[Records excerpted from a collection]
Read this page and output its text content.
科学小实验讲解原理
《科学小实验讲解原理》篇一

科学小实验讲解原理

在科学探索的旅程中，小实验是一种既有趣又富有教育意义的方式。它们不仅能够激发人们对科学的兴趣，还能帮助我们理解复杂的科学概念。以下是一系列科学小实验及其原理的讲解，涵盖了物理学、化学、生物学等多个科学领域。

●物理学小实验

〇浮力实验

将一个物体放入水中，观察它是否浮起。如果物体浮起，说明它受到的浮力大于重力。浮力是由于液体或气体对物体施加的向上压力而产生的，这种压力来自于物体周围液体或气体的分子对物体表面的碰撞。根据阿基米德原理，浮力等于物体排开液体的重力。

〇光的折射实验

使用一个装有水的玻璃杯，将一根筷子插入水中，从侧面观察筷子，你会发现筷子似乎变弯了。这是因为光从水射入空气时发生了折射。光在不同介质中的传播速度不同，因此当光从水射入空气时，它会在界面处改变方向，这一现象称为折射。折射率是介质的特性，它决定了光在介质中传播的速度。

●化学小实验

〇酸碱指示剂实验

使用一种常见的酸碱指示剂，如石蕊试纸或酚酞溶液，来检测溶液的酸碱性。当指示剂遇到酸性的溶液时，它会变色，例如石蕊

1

**WHAT THE EXERCISE ASKS**
Each record above should be repeated exactly as it appears.

**WORKED ANSWER**
Read this page and output its text content.
科学小实验讲解原理
《科学小实验讲解原理》篇一

科学小实验讲解原理

在科学探索的旅程中，小实验是一种既有趣又富有教育意义的方式。它们不仅能够激发人们对科学的兴趣，还能帮助我们理解复杂的科学概念。以下是一系列科学小实验及其原理的讲解，涵盖了物理学、化学、生物学等多个科学领域。

●物理学小实验

〇浮力实验

将一个物体放入水中，观察它是否浮起。如果物体浮起，说明它受到的浮力大于重力。浮力是由于液体或气体对物体施加的向上压力而产生的，这种压力来自于物体周围液体或气体的分子对物体表面的碰撞。根据阿基米德原理，浮力等于物体排开液体的重力。

〇光的折射实验

使用一个装有水的玻璃杯，将一根筷子插入水中，从侧面观察筷子，你会发现筷子似乎变弯了。这是因为光从水射入空气时发生了折射。光在不同介质中的传播速度不同，因此当光从水射入空气时，它会在界面处改变方向，这一现象称为折射。折射率是介质的特性，它决定了光在介质中传播的速度。

●化学小实验

〇酸碱指示剂实验

使用一种常见的酸碱指示剂，如石蕊试纸或酚酞溶液，来检测溶液的酸碱性。当指示剂遇到酸性的溶液时，它会变色，例如石蕊

1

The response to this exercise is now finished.